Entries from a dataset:
════

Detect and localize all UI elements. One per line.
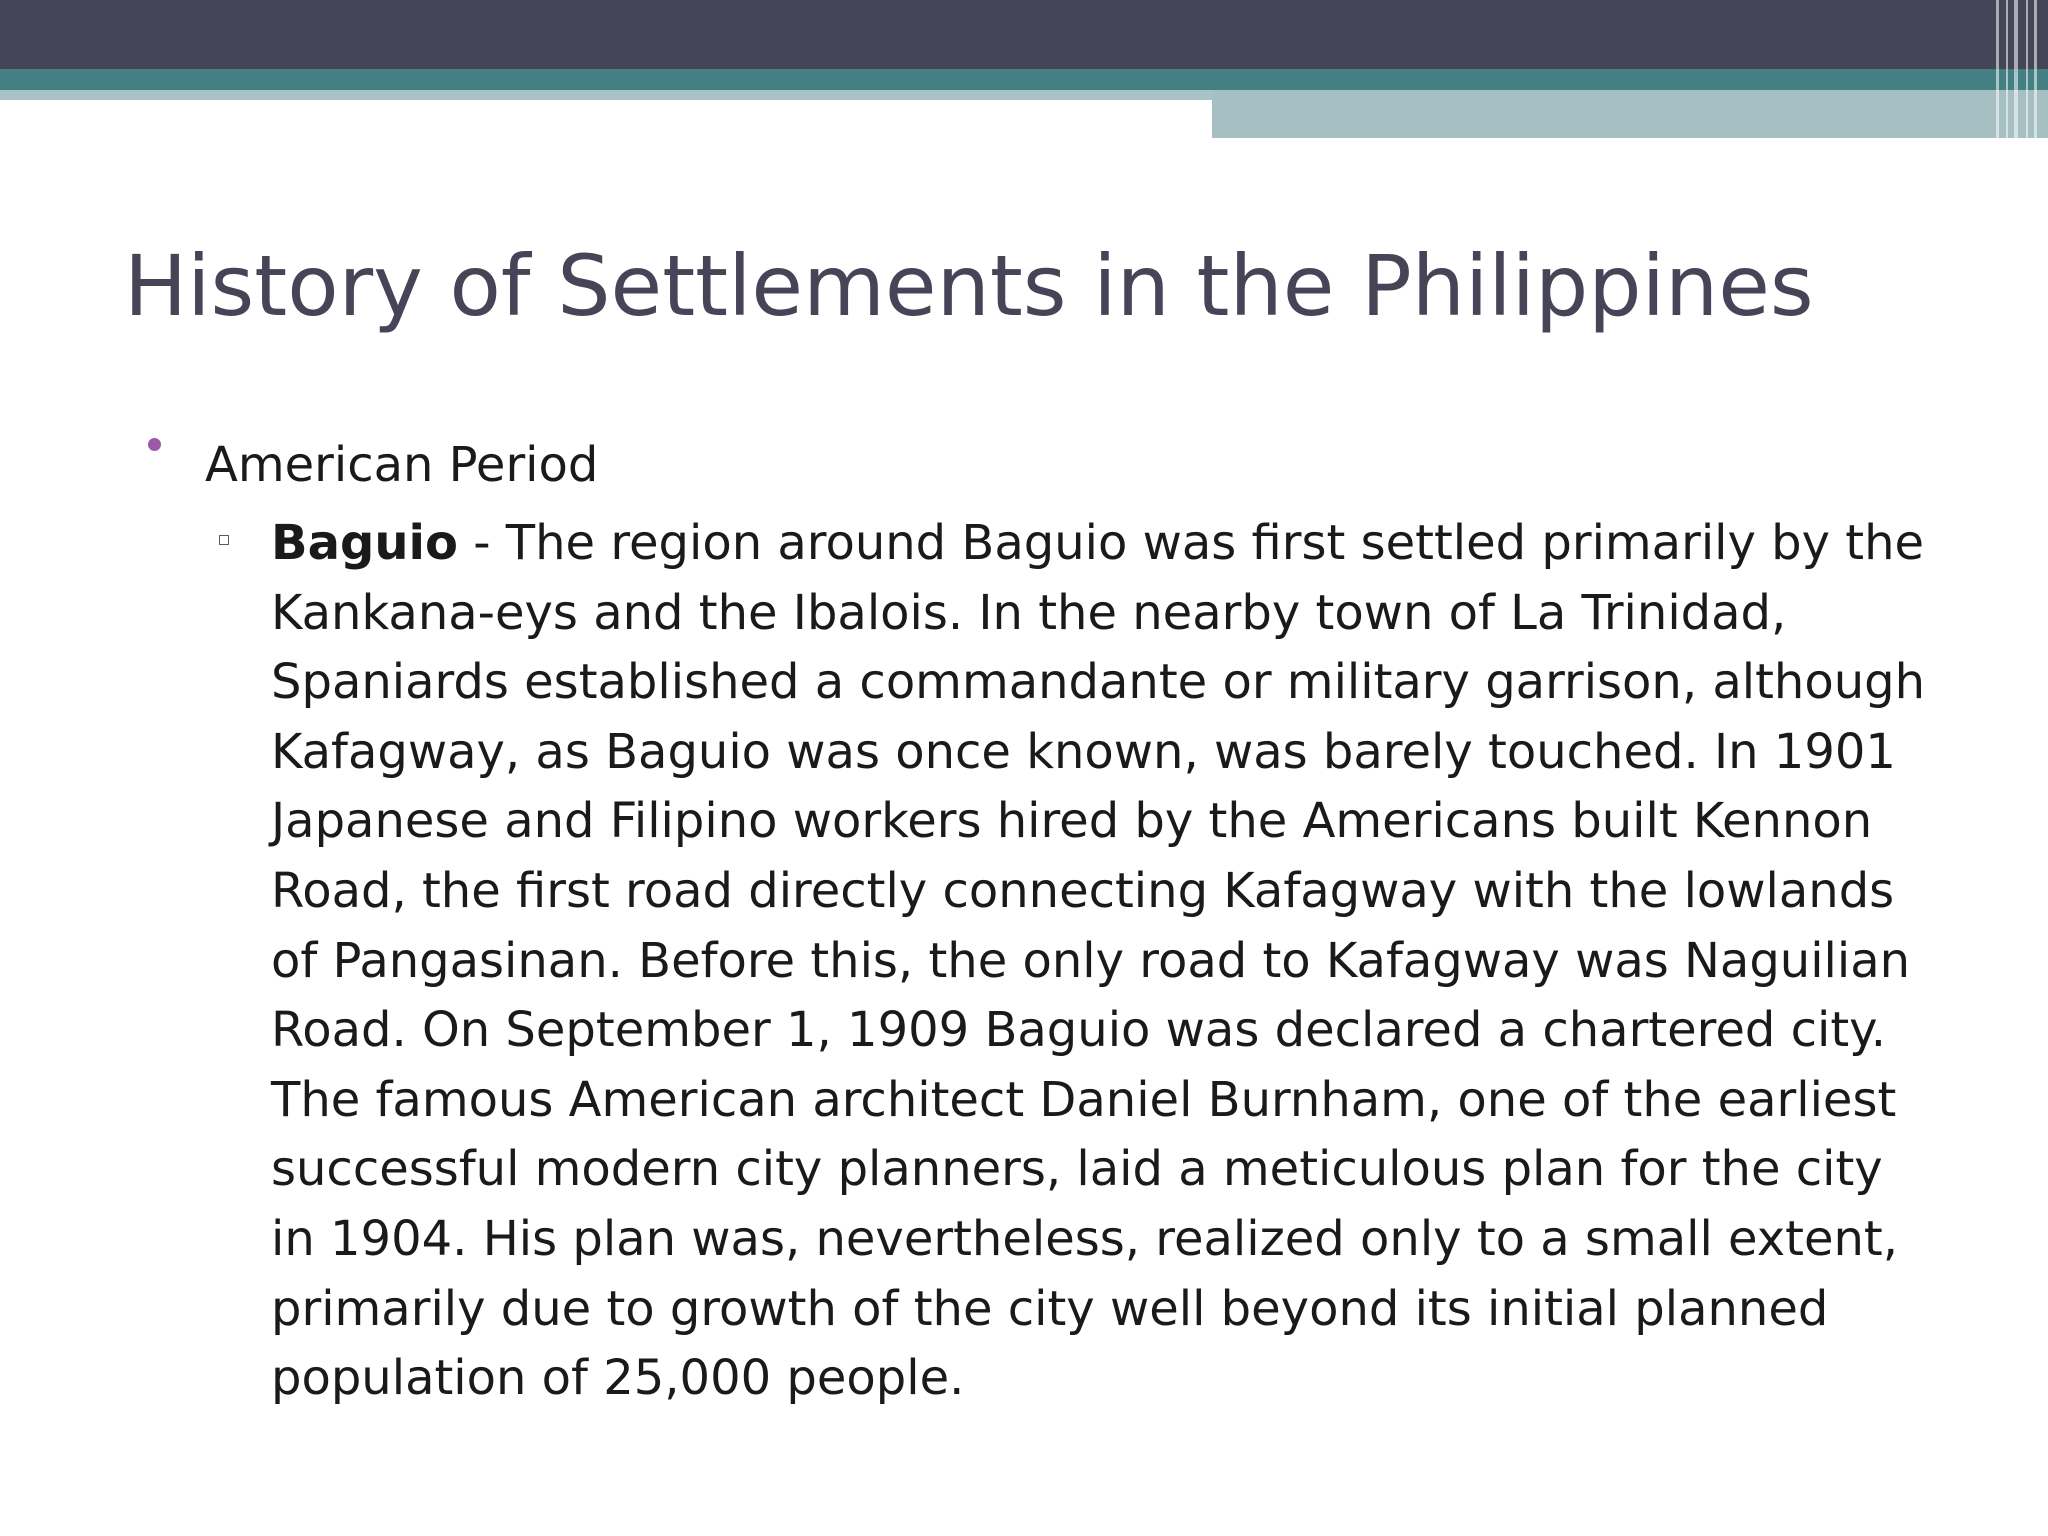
bullet-level2-paragraph xyxy=(271,509,1931,1414)
bullet-level1 xyxy=(148,438,161,451)
bullet-level2-separator: - xyxy=(457,515,506,571)
header-edge-lines xyxy=(1988,0,2048,138)
bullet-level2-text: The region around Baguio was first settled primarily by the Kankana-eys and the Ibalois. In the nearby town of La Trinidad, Spaniards established a commandante or military garrison, although Kafagway, as Baguio was once known, was barely touched. In 1901 Japanese and Filipino workers hired by the Americans built Kennon Road, the first road directly connecting Kafagway with the lowlands of Pangasinan. Before this, the only road to Kafagway was Naguilian Road. On September 1, 1909 Baguio was declared a chartered city. The famous American architect Daniel Burnham, one of the earliest successful modern city planners, laid a meticulous plan for the city in 1904. His plan was, nevertheless, realized only to a small extent, primarily due to growth of the city well beyond its initial planned population of 25,000 people. xyxy=(271,515,1926,1407)
slide-title: History of Settlements in the Philippines xyxy=(124,237,1814,335)
header-band-dark xyxy=(0,0,2048,69)
bullet-level2-term: Baguio xyxy=(271,515,458,571)
header-band-light xyxy=(1212,90,2048,138)
header-band-light-strip xyxy=(0,90,1212,100)
square-bullet-icon xyxy=(219,535,229,545)
bullet-dot-icon xyxy=(148,438,161,451)
header-band-teal xyxy=(0,69,2048,90)
bullet-level1-label: American Period xyxy=(205,437,599,493)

════

* Written request *
Write out the rows above word for word, starting at the line that contains "bullet-level2-paragraph xyxy=(271,509,1931,1414)" and ending at the line that contains "header-edge-lines xyxy=(1988,0,2048,138)", both included.

* Worked solution *
bullet-level2-paragraph xyxy=(271,509,1931,1414)
bullet-level1 xyxy=(148,438,161,451)
bullet-level2-separator: - xyxy=(457,515,506,571)
header-edge-lines xyxy=(1988,0,2048,138)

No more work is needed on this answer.